A crescente precarização e o impacto das transformações no mundo do trabalho foram temas centrais na cerimônia que oficializou Ana Valéria Targino de Vasconcelos como procuradora-chefe do Ministério Público do Trabalho no Ceará (MPT-CE), realizada na terça-feira (25), em Fortaleza.
A mesma cerimônia empossou as procuradoras Giselle Alves e Christiane Nogueira como vice-procuradora-chefe e procuradora-chefe eventual, respectivamente. Durante o evento, autoridades ressaltaram a pressão crescente sobre direitos trabalhistas, especialmente diante do aumento da pejotização e de mudanças recentes no entendimento jurídico sobre temas laborais.
Ao assumir a chefia, Ana Valéria evocou a herança histórica do Ceará como primeiro estado a abolir a escravidão e relacionou esse simbolismo à missão atual do MPT.

§ Instrução da tarefa 1
Transcreva o trecho da notícia sobre a posse no MPT-CE desde "A mesma cerimônia" até "atual do MPT.", inclusive.
§ Instrução da tarefa 2
Segundo a notícia sobre a posse no MPT-CE, quem assumiu o cargo de vice-procuradora-chefe?
§ Instrução da tarefa 3
Reescreva de forma mais concisa o parágrafo da notícia sobre a posse no MPT-CE que começa com "A mesma cerimônia empossou", mantendo suas informações principais.

§ Listagem de dados

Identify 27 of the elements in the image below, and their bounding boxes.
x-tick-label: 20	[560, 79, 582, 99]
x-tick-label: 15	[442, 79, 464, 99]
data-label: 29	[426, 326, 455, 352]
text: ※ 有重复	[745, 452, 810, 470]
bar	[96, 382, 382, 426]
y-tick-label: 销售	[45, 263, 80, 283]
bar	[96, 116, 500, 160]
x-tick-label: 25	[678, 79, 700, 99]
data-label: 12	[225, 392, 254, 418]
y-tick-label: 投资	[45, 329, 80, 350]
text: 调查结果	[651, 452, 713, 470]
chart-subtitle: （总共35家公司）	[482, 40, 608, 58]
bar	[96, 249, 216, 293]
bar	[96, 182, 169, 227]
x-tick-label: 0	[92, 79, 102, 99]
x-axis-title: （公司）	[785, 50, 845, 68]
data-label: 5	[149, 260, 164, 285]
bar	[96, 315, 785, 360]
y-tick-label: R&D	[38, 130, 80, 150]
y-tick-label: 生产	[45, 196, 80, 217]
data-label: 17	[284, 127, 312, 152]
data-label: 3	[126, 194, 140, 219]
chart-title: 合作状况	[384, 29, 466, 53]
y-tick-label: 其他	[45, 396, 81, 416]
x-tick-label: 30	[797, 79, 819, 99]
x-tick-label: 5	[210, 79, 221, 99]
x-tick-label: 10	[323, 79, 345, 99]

§ Resultado da tarefa 1
A mesma cerimônia empossou as procuradoras Giselle Alves e Christiane Nogueira como vice-procuradora-chefe e procuradora-chefe eventual, respectivamente. Durante o evento, autoridades ressaltaram a pressão crescente sobre direitos trabalhistas, especialmente diante do aumento da pejotização e de mudanças recentes no entendimento jurídico sobre temas laborais.
Ao assumir a chefia, Ana Valéria evocou a herança histórica do Ceará como primeiro estado a abolir a escravidão e relacionou esse simbolismo à missão atual do MPT.

§ Resultado da tarefa 2
Giselle Alves.

§ Resultado da tarefa 3
A cerimônia também deu posse a Giselle Alves, como vice-procuradora-chefe, e a Christiane Nogueira, como procuradora-chefe eventual. Autoridades destacaram a crescente pressão sobre os direitos trabalhistas, sobretudo pelo avanço da pejotização e por mudanças recentes no entendimento jurídico de temas laborais.